Collected data:
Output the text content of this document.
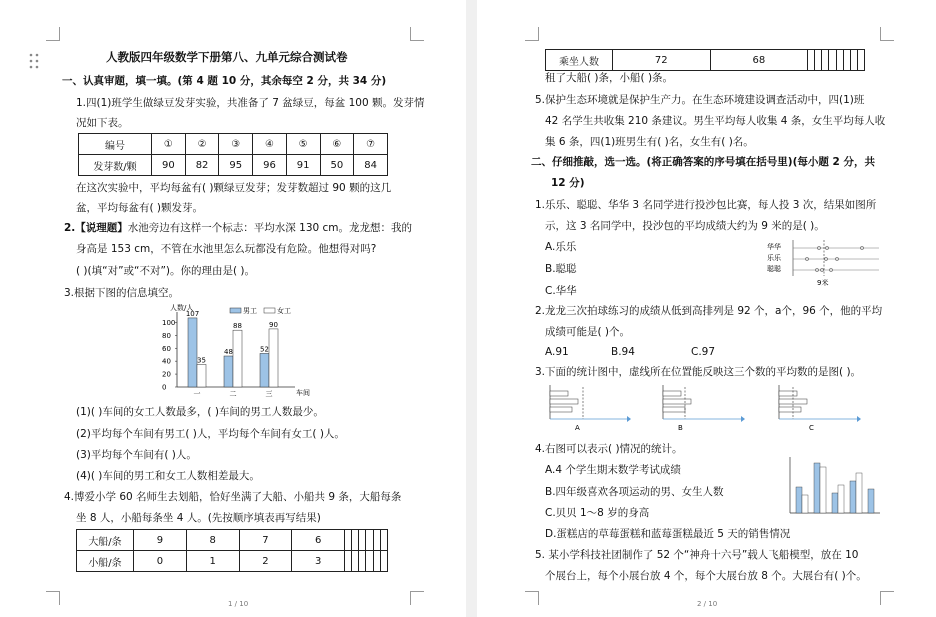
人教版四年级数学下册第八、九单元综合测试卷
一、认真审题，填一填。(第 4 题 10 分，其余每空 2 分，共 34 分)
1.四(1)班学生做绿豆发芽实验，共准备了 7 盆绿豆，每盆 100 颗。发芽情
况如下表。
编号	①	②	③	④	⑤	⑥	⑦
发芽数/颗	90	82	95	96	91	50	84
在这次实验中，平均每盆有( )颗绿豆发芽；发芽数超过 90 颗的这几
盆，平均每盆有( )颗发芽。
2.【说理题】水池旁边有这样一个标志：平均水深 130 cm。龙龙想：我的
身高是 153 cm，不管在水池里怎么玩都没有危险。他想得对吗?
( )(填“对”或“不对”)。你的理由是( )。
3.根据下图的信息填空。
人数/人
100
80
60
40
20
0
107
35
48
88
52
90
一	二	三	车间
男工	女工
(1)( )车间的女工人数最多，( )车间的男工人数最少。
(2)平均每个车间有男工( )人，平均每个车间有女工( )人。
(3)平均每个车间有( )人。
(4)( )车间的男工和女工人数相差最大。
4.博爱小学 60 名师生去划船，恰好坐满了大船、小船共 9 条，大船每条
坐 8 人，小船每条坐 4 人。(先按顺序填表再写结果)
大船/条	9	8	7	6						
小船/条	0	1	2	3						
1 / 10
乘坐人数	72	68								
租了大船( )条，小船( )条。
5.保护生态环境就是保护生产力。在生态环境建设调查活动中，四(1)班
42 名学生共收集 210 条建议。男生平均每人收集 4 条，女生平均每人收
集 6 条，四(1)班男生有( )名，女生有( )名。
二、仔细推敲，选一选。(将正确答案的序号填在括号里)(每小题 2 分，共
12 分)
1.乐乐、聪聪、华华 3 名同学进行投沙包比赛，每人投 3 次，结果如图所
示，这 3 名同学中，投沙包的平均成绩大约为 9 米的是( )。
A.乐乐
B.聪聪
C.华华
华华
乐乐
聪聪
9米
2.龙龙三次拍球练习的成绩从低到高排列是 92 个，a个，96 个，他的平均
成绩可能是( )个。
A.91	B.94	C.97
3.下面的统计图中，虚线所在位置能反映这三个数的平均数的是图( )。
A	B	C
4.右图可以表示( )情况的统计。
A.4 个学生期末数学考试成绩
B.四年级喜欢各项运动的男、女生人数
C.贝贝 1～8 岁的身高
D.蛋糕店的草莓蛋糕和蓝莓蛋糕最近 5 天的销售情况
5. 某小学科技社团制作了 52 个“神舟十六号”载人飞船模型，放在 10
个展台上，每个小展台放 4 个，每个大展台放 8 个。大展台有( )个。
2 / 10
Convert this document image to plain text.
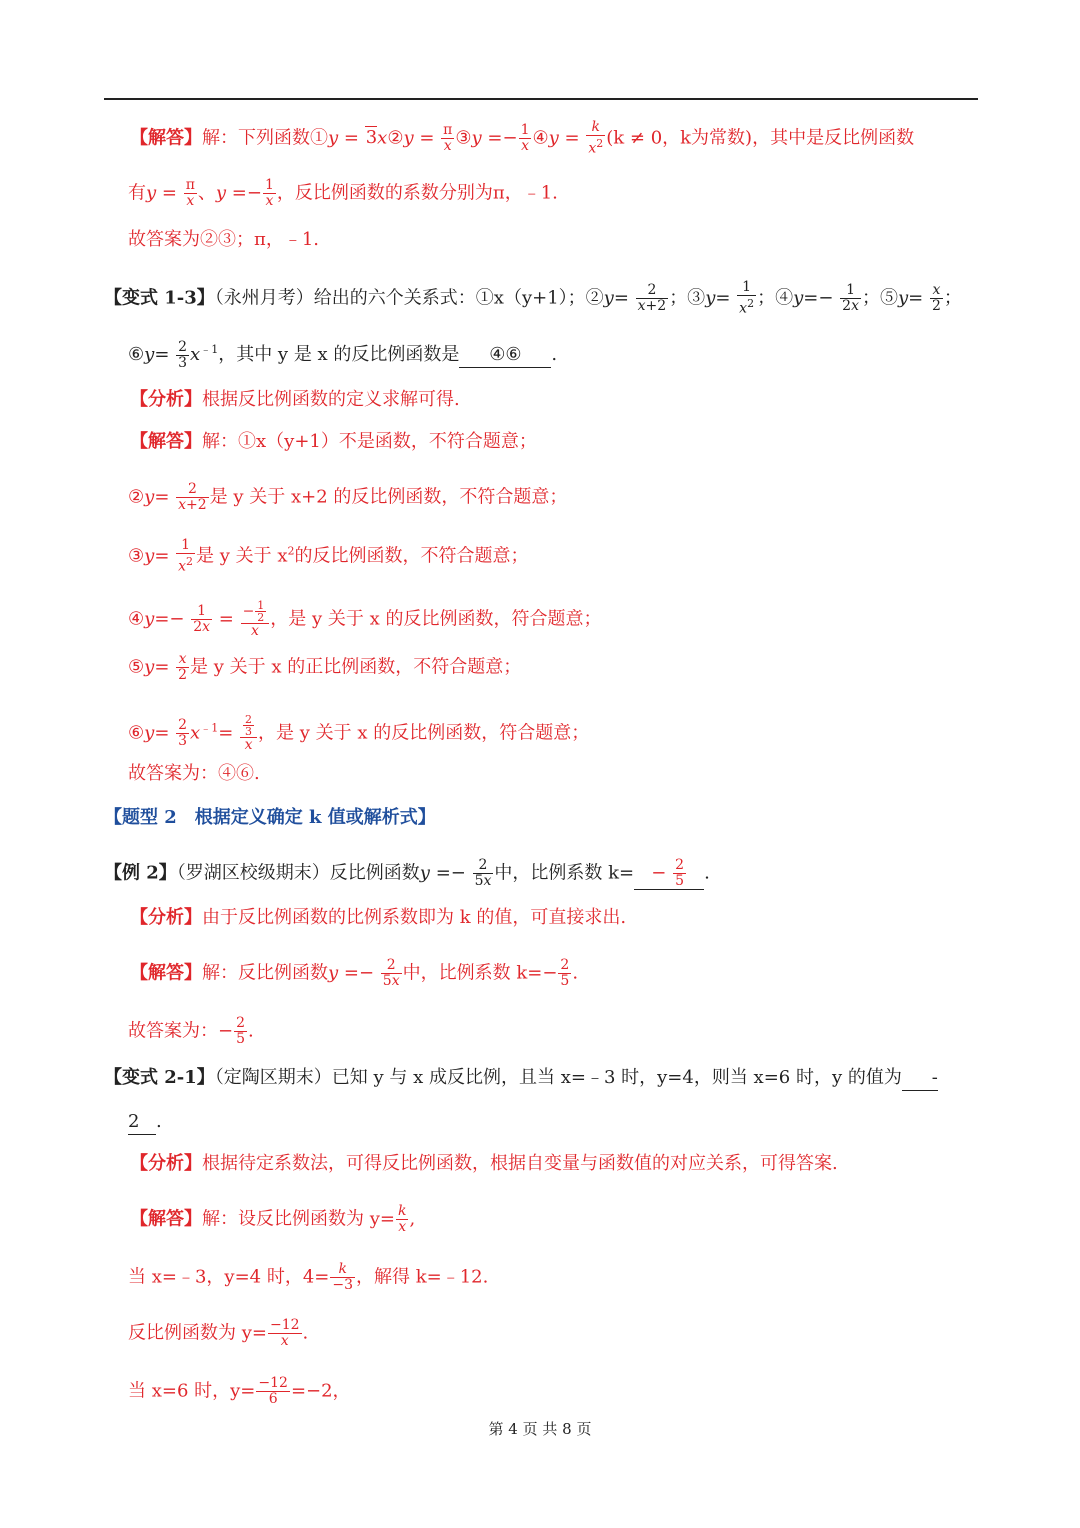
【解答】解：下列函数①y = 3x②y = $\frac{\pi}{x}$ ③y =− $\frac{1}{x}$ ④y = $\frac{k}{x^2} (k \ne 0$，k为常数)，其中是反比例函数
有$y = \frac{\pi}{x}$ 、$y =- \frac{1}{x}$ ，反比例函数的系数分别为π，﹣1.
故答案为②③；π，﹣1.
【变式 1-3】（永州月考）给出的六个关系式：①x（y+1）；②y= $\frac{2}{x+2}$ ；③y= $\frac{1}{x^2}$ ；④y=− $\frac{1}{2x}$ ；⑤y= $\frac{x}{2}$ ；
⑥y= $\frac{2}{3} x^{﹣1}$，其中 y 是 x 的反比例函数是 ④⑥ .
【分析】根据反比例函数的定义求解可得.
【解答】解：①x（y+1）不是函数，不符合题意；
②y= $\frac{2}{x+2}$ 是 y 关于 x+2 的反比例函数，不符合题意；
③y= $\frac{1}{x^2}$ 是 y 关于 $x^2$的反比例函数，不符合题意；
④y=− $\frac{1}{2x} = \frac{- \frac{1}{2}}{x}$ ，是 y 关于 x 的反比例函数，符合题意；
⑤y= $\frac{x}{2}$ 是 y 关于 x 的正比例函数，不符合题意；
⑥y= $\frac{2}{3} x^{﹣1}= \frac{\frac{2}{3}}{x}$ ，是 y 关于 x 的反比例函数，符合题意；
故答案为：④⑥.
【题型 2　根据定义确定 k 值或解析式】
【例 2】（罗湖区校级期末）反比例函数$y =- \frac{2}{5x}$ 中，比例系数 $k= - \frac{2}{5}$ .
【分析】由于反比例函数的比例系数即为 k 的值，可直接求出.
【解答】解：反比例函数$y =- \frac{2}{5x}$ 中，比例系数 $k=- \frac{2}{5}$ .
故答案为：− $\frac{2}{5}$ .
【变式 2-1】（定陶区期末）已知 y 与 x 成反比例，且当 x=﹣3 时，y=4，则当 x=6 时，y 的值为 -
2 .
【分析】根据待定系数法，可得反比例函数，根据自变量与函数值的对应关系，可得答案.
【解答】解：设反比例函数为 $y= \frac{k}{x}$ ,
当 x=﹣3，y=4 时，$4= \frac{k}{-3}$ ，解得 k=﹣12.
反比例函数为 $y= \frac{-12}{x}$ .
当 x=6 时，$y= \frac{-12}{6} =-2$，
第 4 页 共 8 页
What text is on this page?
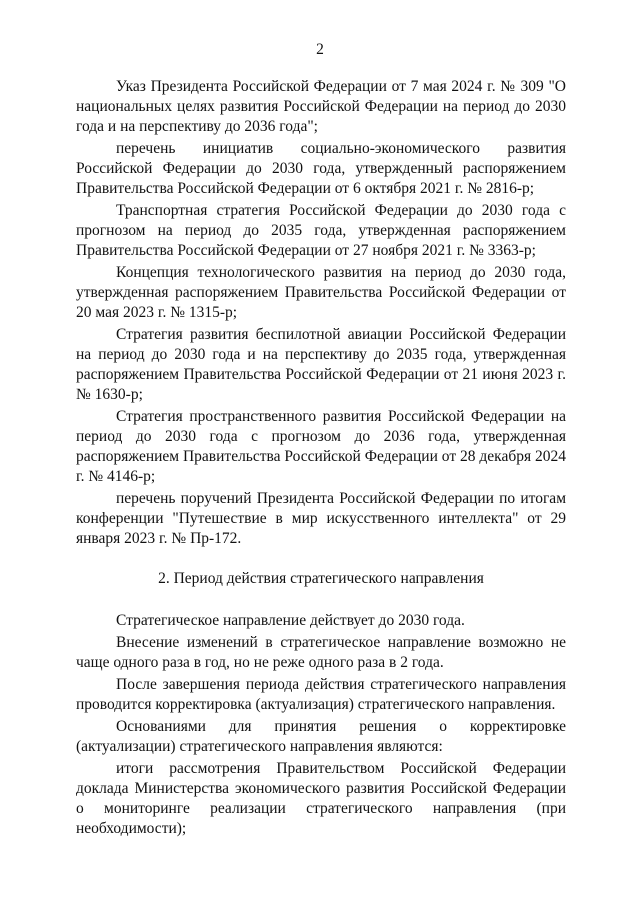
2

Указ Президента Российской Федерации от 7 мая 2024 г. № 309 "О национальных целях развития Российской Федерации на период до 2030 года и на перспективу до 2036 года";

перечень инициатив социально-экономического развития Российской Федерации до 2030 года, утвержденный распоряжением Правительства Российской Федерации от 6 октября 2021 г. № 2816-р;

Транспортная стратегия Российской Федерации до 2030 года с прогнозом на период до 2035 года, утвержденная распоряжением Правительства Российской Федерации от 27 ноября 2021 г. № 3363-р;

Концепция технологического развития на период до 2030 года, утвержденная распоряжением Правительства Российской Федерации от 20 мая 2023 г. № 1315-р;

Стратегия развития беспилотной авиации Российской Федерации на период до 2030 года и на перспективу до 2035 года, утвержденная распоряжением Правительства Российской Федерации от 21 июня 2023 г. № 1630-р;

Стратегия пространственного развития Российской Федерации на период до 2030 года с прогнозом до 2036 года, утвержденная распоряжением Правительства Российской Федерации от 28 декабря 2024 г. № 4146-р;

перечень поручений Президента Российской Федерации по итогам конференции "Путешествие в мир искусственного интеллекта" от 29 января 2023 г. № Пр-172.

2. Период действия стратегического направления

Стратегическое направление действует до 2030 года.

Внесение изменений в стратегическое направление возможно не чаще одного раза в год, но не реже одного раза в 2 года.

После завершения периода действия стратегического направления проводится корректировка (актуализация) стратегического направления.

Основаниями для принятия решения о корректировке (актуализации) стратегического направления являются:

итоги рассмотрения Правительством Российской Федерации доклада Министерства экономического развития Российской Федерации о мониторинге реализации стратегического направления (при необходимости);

WHAT IS ASKED:
Reproduce every record word for word. The copy must contain no pictures.

RESULT FOR THIS TASK:
Output the text content of this document.
人教版四年级数学下册第八、九单元综合测试卷
一、认真审题，填一填。(第 4 题 10 分，其余每空 2 分，共 34 分)
1.四(1)班学生做绿豆发芽实验，共准备了 7 盆绿豆，每盆 100 颗。发芽情
况如下表。
编号	①	②	③	④	⑤	⑥	⑦
发芽数/颗	90	82	95	96	91	50	84
在这次实验中，平均每盆有( )颗绿豆发芽；发芽数超过 90 颗的这几
盆，平均每盆有( )颗发芽。
2.【说理题】水池旁边有这样一个标志：平均水深 130 cm。龙龙想：我的
身高是 153 cm，不管在水池里怎么玩都没有危险。他想得对吗?
( )(填“对”或“不对”)。你的理由是( )。
3.根据下图的信息填空。
人数/人
100
80
60
40
20
0
107
35
48
88
52
90
一	二	三	车间
男工	女工
(1)( )车间的女工人数最多，( )车间的男工人数最少。
(2)平均每个车间有男工( )人，平均每个车间有女工( )人。
(3)平均每个车间有( )人。
(4)( )车间的男工和女工人数相差最大。
4.博爱小学 60 名师生去划船，恰好坐满了大船、小船共 9 条，大船每条
坐 8 人，小船每条坐 4 人。(先按顺序填表再写结果)
大船/条	9	8	7	6						
小船/条	0	1	2	3						
1 / 10
乘坐人数	72	68								
租了大船( )条，小船( )条。
5.保护生态环境就是保护生产力。在生态环境建设调查活动中，四(1)班
42 名学生共收集 210 条建议。男生平均每人收集 4 条，女生平均每人收
集 6 条，四(1)班男生有( )名，女生有( )名。
二、仔细推敲，选一选。(将正确答案的序号填在括号里)(每小题 2 分，共
12 分)
1.乐乐、聪聪、华华 3 名同学进行投沙包比赛，每人投 3 次，结果如图所
示，这 3 名同学中，投沙包的平均成绩大约为 9 米的是( )。
A.乐乐
B.聪聪
C.华华
华华
乐乐
聪聪
9米
2.龙龙三次拍球练习的成绩从低到高排列是 92 个，a个，96 个，他的平均
成绩可能是( )个。
A.91	B.94	C.97
3.下面的统计图中，虚线所在位置能反映这三个数的平均数的是图( )。
A	B	C
4.右图可以表示( )情况的统计。
A.4 个学生期末数学考试成绩
B.四年级喜欢各项运动的男、女生人数
C.贝贝 1～8 岁的身高
D.蛋糕店的草莓蛋糕和蓝莓蛋糕最近 5 天的销售情况
5. 某小学科技社团制作了 52 个“神舟十六号”载人飞船模型，放在 10
个展台上，每个小展台放 4 个，每个大展台放 8 个。大展台有( )个。
2 / 10
Convert this document image to plain text.
【解答】解：下列函数①y = 3x②y = $\frac{\pi}{x}$ ③y =− $\frac{1}{x}$ ④y = $\frac{k}{x^2} (k \ne 0$，k为常数)，其中是反比例函数
有$y = \frac{\pi}{x}$ 、$y =- \frac{1}{x}$ ，反比例函数的系数分别为π，﹣1.
故答案为②③；π，﹣1.
【变式 1-3】（永州月考）给出的六个关系式：①x（y+1）；②y= $\frac{2}{x+2}$ ；③y= $\frac{1}{x^2}$ ；④y=− $\frac{1}{2x}$ ；⑤y= $\frac{x}{2}$ ；
⑥y= $\frac{2}{3} x^{﹣1}$，其中 y 是 x 的反比例函数是 ④⑥ .
【分析】根据反比例函数的定义求解可得.
【解答】解：①x（y+1）不是函数，不符合题意；
②y= $\frac{2}{x+2}$ 是 y 关于 x+2 的反比例函数，不符合题意；
③y= $\frac{1}{x^2}$ 是 y 关于 $x^2$的反比例函数，不符合题意；
④y=− $\frac{1}{2x} = \frac{- \frac{1}{2}}{x}$ ，是 y 关于 x 的反比例函数，符合题意；
⑤y= $\frac{x}{2}$ 是 y 关于 x 的正比例函数，不符合题意；
⑥y= $\frac{2}{3} x^{﹣1}= \frac{\frac{2}{3}}{x}$ ，是 y 关于 x 的反比例函数，符合题意；
故答案为：④⑥.
【题型 2　根据定义确定 k 值或解析式】
【例 2】（罗湖区校级期末）反比例函数$y =- \frac{2}{5x}$ 中，比例系数 $k= - \frac{2}{5}$ .
【分析】由于反比例函数的比例系数即为 k 的值，可直接求出.
【解答】解：反比例函数$y =- \frac{2}{5x}$ 中，比例系数 $k=- \frac{2}{5}$ .
故答案为：− $\frac{2}{5}$ .
【变式 2-1】（定陶区期末）已知 y 与 x 成反比例，且当 x=﹣3 时，y=4，则当 x=6 时，y 的值为 -
2 .
【分析】根据待定系数法，可得反比例函数，根据自变量与函数值的对应关系，可得答案.
【解答】解：设反比例函数为 $y= \frac{k}{x}$ ,
当 x=﹣3，y=4 时，$4= \frac{k}{-3}$ ，解得 k=﹣12.
反比例函数为 $y= \frac{-12}{x}$ .
当 x=6 时，$y= \frac{-12}{6} =-2$，
第 4 页 共 8 页
What text is on this page?
2

Указ Президента Российской Федерации от 7 мая 2024 г. № 309 "О национальных целях развития Российской Федерации на период до 2030 года и на перспективу до 2036 года";

перечень инициатив социально-экономического развития Российской Федерации до 2030 года, утвержденный распоряжением Правительства Российской Федерации от 6 октября 2021 г. № 2816-р;

Транспортная стратегия Российской Федерации до 2030 года с прогнозом на период до 2035 года, утвержденная распоряжением Правительства Российской Федерации от 27 ноября 2021 г. № 3363-р;

Концепция технологического развития на период до 2030 года, утвержденная распоряжением Правительства Российской Федерации от 20 мая 2023 г. № 1315-р;

Стратегия развития беспилотной авиации Российской Федерации на период до 2030 года и на перспективу до 2035 года, утвержденная распоряжением Правительства Российской Федерации от 21 июня 2023 г. № 1630-р;

Стратегия пространственного развития Российской Федерации на период до 2030 года с прогнозом до 2036 года, утвержденная распоряжением Правительства Российской Федерации от 28 декабря 2024 г. № 4146-р;

перечень поручений Президента Российской Федерации по итогам конференции "Путешествие в мир искусственного интеллекта" от 29 января 2023 г. № Пр-172.

2. Период действия стратегического направления

Стратегическое направление действует до 2030 года.

Внесение изменений в стратегическое направление возможно не чаще одного раза в год, но не реже одного раза в 2 года.

После завершения периода действия стратегического направления проводится корректировка (актуализация) стратегического направления.

Основаниями для принятия решения о корректировке (актуализации) стратегического направления являются:

итоги рассмотрения Правительством Российской Федерации доклада Министерства экономического развития Российской Федерации о мониторинге реализации стратегического направления (при необходимости);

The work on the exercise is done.